YOUR GOAL: Transcribe every line of the records verbatim.

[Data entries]
════════════════════

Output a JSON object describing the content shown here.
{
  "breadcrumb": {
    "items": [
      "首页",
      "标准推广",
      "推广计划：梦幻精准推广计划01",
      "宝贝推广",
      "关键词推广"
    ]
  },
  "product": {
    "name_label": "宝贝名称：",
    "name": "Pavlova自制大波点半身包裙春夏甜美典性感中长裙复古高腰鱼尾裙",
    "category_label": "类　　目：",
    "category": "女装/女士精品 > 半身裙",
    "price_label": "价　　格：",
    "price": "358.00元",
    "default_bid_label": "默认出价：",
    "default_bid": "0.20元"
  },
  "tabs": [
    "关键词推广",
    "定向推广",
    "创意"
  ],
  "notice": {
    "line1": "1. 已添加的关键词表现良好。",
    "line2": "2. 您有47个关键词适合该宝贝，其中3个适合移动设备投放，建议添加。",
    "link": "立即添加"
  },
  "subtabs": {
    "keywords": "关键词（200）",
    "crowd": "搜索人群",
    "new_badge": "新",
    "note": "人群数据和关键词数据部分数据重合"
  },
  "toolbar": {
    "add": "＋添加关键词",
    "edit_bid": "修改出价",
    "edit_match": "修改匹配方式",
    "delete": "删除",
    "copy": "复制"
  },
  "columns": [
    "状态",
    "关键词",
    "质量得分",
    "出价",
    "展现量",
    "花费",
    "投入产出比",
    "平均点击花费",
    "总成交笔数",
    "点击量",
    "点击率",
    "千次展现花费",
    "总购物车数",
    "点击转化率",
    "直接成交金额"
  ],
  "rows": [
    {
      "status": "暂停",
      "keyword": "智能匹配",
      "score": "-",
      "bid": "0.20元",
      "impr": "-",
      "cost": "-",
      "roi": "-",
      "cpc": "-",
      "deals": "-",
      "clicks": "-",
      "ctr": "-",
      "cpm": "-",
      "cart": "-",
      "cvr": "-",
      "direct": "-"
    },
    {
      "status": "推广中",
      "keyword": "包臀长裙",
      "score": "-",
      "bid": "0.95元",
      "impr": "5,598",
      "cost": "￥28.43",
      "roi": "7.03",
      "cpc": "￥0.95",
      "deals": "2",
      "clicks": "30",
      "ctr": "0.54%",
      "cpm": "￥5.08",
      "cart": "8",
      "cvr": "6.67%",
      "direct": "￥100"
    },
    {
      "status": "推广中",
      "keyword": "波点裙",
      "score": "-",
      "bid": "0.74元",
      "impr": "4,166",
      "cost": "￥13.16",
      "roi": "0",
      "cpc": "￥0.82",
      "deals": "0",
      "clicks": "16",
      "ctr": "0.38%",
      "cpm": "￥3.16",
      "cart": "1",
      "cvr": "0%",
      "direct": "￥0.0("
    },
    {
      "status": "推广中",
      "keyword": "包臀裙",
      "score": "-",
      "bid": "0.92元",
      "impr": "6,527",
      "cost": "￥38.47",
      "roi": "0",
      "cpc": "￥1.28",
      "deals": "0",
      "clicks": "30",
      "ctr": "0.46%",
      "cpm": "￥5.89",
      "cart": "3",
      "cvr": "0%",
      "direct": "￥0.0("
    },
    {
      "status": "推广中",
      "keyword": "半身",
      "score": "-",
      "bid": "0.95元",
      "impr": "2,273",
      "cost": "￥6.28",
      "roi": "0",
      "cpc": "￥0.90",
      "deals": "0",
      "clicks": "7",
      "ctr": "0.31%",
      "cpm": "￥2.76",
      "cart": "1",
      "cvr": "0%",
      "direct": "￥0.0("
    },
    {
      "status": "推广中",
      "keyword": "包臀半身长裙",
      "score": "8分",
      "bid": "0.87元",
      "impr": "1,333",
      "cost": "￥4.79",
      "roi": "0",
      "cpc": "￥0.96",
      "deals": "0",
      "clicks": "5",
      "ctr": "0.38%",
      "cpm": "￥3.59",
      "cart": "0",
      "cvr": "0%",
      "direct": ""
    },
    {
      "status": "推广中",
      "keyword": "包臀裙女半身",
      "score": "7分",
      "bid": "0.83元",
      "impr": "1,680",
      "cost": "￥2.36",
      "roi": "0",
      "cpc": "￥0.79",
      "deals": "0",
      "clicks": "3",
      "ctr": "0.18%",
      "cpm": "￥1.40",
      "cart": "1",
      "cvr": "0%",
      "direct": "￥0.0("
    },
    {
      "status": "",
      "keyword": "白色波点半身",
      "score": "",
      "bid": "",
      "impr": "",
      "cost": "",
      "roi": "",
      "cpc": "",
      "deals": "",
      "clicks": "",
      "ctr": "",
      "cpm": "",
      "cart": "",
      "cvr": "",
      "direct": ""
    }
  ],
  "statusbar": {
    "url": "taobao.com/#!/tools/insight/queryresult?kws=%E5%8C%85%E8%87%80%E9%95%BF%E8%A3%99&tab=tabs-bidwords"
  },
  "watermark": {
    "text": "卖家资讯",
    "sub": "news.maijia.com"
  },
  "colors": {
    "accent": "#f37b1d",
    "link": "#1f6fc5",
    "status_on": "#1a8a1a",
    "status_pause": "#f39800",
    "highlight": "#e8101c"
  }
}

════════════════════

SOLVED PROBLEM:
Output a JSON object describing the content shown here.
{
  "breadcrumb": {
    "items": [
      "首页",
      "标准推广",
      "推广计划：梦幻精准推广计划01",
      "宝贝推广",
      "关键词推广"
    ]
  },
  "product": {
    "name_label": "宝贝名称：",
    "name": "Pavlova自制大波点半身包裙春夏甜美典性感中长裙复古高腰鱼尾裙",
    "category_label": "类　　目：",
    "category": "女装/女士精品 > 半身裙",
    "price_label": "价　　格：",
    "price": "358.00元",
    "default_bid_label": "默认出价：",
    "default_bid": "0.20元"
  },
  "tabs": [
    "关键词推广",
    "定向推广",
    "创意"
  ],
  "notice": {
    "line1": "1. 已添加的关键词表现良好。",
    "line2": "2. 您有47个关键词适合该宝贝，其中3个适合移动设备投放，建议添加。",
    "link": "立即添加"
  },
  "subtabs": {
    "keywords": "关键词（200）",
    "crowd": "搜索人群",
    "new_badge": "新",
    "note": "人群数据和关键词数据部分数据重合"
  },
  "toolbar": {
    "add": "＋添加关键词",
    "edit_bid": "修改出价",
    "edit_match": "修改匹配方式",
    "delete": "删除",
    "copy": "复制"
  },
  "columns": [
    "状态",
    "关键词",
    "质量得分",
    "出价",
    "展现量",
    "花费",
    "投入产出比",
    "平均点击花费",
    "总成交笔数",
    "点击量",
    "点击率",
    "千次展现花费",
    "总购物车数",
    "点击转化率",
    "直接成交金额"
  ],
  "rows": [
    {
      "status": "暂停",
      "keyword": "智能匹配",
      "score": "-",
      "bid": "0.20元",
      "impr": "-",
      "cost": "-",
      "roi": "-",
      "cpc": "-",
      "deals": "-",
      "clicks": "-",
      "ctr": "-",
      "cpm": "-",
      "cart": "-",
      "cvr": "-",
      "direct": "-"
    },
    {
      "status": "推广中",
      "keyword": "包臀长裙",
      "score": "-",
      "bid": "0.95元",
      "impr": "5,598",
      "cost": "￥28.43",
      "roi": "7.03",
      "cpc": "￥0.95",
      "deals": "2",
      "clicks": "30",
      "ctr": "0.54%",
      "cpm": "￥5.08",
      "cart": "8",
      "cvr": "6.67%",
      "direct": "￥100"
    },
    {
      "status": "推广中",
      "keyword": "波点裙",
      "score": "-",
      "bid": "0.74元",
      "impr": "4,166",
      "cost": "￥13.16",
      "roi": "0",
      "cpc": "￥0.82",
      "deals": "0",
      "clicks": "16",
      "ctr": "0.38%",
      "cpm": "￥3.16",
      "cart": "1",
      "cvr": "0%",
      "direct": "￥0.0("
    },
    {
      "status": "推广中",
      "keyword": "包臀裙",
      "score": "-",
      "bid": "0.92元",
      "impr": "6,527",
      "cost": "￥38.47",
      "roi": "0",
      "cpc": "￥1.28",
      "deals": "0",
      "clicks": "30",
      "ctr": "0.46%",
      "cpm": "￥5.89",
      "cart": "3",
      "cvr": "0%",
      "direct": "￥0.0("
    },
    {
      "status": "推广中",
      "keyword": "半身",
      "score": "-",
      "bid": "0.95元",
      "impr": "2,273",
      "cost": "￥6.28",
      "roi": "0",
      "cpc": "￥0.90",
      "deals": "0",
      "clicks": "7",
      "ctr": "0.31%",
      "cpm": "￥2.76",
      "cart": "1",
      "cvr": "0%",
      "direct": "￥0.0("
    },
    {
      "status": "推广中",
      "keyword": "包臀半身长裙",
      "score": "8分",
      "bid": "0.87元",
      "impr": "1,333",
      "cost": "￥4.79",
      "roi": "0",
      "cpc": "￥0.96",
      "deals": "0",
      "clicks": "5",
      "ctr": "0.38%",
      "cpm": "￥3.59",
      "cart": "0",
      "cvr": "0%",
      "direct": ""
    },
    {
      "status": "推广中",
      "keyword": "包臀裙女半身",
      "score": "7分",
      "bid": "0.83元",
      "impr": "1,680",
      "cost": "￥2.36",
      "roi": "0",
      "cpc": "￥0.79",
      "deals": "0",
      "clicks": "3",
      "ctr": "0.18%",
      "cpm": "￥1.40",
      "cart": "1",
      "cvr": "0%",
      "direct": "￥0.0("
    },
    {
      "status": "",
      "keyword": "白色波点半身",
      "score": "",
      "bid": "",
      "impr": "",
      "cost": "",
      "roi": "",
      "cpc": "",
      "deals": "",
      "clicks": "",
      "ctr": "",
      "cpm": "",
      "cart": "",
      "cvr": "",
      "direct": ""
    }
  ],
  "statusbar": {
    "url": "taobao.com/#!/tools/insight/queryresult?kws=%E5%8C%85%E8%87%80%E9%95%BF%E8%A3%99&tab=tabs-bidwords"
  },
  "watermark": {
    "text": "卖家资讯",
    "sub": "news.maijia.com"
  },
  "colors": {
    "accent": "#f37b1d",
    "link": "#1f6fc5",
    "status_on": "#1a8a1a",
    "status_pause": "#f39800",
    "highlight": "#e8101c"
  }
}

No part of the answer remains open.